GIVEN EXERCISE 1 — In the blog post about the prayer retreat, what did Kathy say they wanted the writer to do after the writer agreed?
GIVEN EXERCISE 2 — Continue the blog post about the prayer retreat from its last sentence.

:: TEXT EXTRACT ::

Where I Have Been….

Before I delve into this blog, let me preface by saying that this is where I have been. I am no longer in this place by God’s grace, and His grace alone. He kept me in this place, not out of malice or ill-will, but because He had a higher purpose. His purpose is always for my best and for His glory.

Around May of last year some ladies in our Connect Group began organizing a prayer retreat. Not long after the organization began, I received a message from Kathy asking me if I would consider doing a devotional. I didn’t agree on the spot, I drug my heels a bit; however, I knew that God was telling me to do this. It didn’t make saying “yes” any easier. Reluctantly, I agreed.

Why was I reluctant? I disdain things of this nature primarily because of previously bad experiences with such events. It goes back to childhood. After attending many weekend retreats and week-long retreats having great mountain top experiences with the Lord, I would come crashing down like a detonated building. Then I would feel defeated, not realizing that the enemy was the one attacking and not clearly understanding that my heart was not yielded to Jesus. Not only this, but there were times when I got friend hurt. You know, you get to the mountain top with these people for several days or a week and think you’ve built lasting friendships, only to discover once the retreat is over so is the friendship.

After agreeing, Kathy told me they wanted me to do a devotion and then serve the Lord’s Supper. Hold on! Excuse me! Say what? All of these thoughts ran through my mind like a rushing river. So I did the only thing I knew to do, pray and seek the Lord for council. Often I would conclude that I am not worthy, I am not a minister, I am not, but in doing so, God gently reminded me. Correct you are not, I AM and I have chosen you for this.

I still hemmed and hawed. I literally went kicking and screaming, but bathed and shielded in prayer by the organizers of the retreat and a few trusted friends.

It was truly a remarkable weekend of prayer and coming together as a collective group of believers with one purpose to Love Jesus and lift each other up. ( I will share the devotion and what God taught me, but not now.) It was in this very special place that restoration had come full circle (more later). https://www.tppministry.org/

Guess what? I came home from that weekend, full of the Holy Spirit, but I wasn’t ready to take on the world. The purpose of that weekend was to prepare me for the greatest spiritual warfare of my life. If you’re of the mindset that spiritual attacks aren’t real; I have news for you. They are real and they are hard. If you recall, right after Jesus was baptized, “Then Jesus was led by the Spirit into the wilderness to be tempted by the devil.” Matthew 4:1 NIV.

:::
:: RAW RECORDS ::

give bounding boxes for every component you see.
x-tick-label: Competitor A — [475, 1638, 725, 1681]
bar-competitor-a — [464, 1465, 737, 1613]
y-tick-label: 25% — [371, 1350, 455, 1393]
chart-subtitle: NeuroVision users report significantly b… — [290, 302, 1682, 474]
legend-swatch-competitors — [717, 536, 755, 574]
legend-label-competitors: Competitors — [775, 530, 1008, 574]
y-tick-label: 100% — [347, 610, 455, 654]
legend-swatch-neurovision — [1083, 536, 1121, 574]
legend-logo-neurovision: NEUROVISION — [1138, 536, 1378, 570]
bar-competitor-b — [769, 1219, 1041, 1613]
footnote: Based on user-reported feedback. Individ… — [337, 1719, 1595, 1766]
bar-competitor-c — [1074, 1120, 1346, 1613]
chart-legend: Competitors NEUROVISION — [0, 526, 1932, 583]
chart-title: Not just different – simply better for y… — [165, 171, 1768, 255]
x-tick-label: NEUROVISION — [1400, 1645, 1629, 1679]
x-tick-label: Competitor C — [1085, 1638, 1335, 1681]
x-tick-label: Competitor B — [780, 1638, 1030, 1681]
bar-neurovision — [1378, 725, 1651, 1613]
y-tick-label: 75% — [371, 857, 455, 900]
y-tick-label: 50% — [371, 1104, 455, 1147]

:::

TASK ANSWER 1 — Give a devotion and then serve the Lord's Supper.

TASK ANSWER 2 —
So many, many times in my past, I had not realized that those mountain top experiences could lead into wilderness experiences, this time was different. I knew where the attacks were coming from and I knew how to fight. The fight led me on my knees with the Word of God clasped in my hands and on my heart. Multiple times daily, I had to remind myself and speak out loud the name of Jesus. Do you realize the power in His name?
“And these signs will accompany those who believe: in my name they will cast out demons; they will speak in new tongues; they will pick up serpents with their hands; and if they drink any deadly poison, it will not hurt them; they will lay their hands on the sick, and they will recover.” Mark 16: 17-18

There were also times I had ro put the devil in his place. “But Jesus turned and said to Peter, “Get behind Me, Satan! You are a stumbling block to Me; for you are not setting your mind on things of God, but on things of man.” Matthew 16:23

This was not a quick fight. Most things that are worth having is worth hard work to achieve the desired result. God strengthened me and helped me to endure over a year. Isn’t that cruel of God? No, no, no! It was quite the opposite, it was very gracious of Him. Gracious? Yes, gracious. God knew what I needed far more than I did. He knew I needed time to grieve, really grieve the loss of my loved ones. From 2015-2024 I, along with family and friend suffered much loss, a dear long-time friends, aunts (4), uncles (3), a father, a grandfather and a mother and also the family pet. Grief is hard and it comes in like rushing waves and you never know exactly when the tide will turn. For so much of this time, I had poured my energy into caring for others that I diminished the ache in my heart. Guess what? After Mom died in 2024, there was no one else to care for, not in the sense of caregiving. I needed to grieve. God knew I needed to grieve and He knew the only way I would truly grieve is by keeping me stuck at home. That is not to say, I did nothing. I certainly did, but on days where I could have filled empty moments with other things, I found it hard to sometimes put one foot in front of the other. These times of reflection, prayer and constant crying out to God for help, taught me how to “Be still (quiet the voices and attacks of the enemy) and know that I AM GOD.” Psalm 46:10

God allowed the enemy to attack my mind because at one point in my life, my mind was my weakest link, or my stronghold as scripture puts it. And you know where the enemy attacked me the hardest? With thoughts that I did not care well for my Mom. But throughout the course of Mom’s illness from 2020-2024, I had kept a prayer journal. I prayed over every appointment, every issue, every decision, literally everything. Not only did I journal the prayers, I also journaled God’s response. This was the best weapon of defense I had every time the stinking thinking crept in. Friends, this is why I believe in the power of prayer. It is also why journaling is so important to me. I see the visible evidence of my invisible God and He is working!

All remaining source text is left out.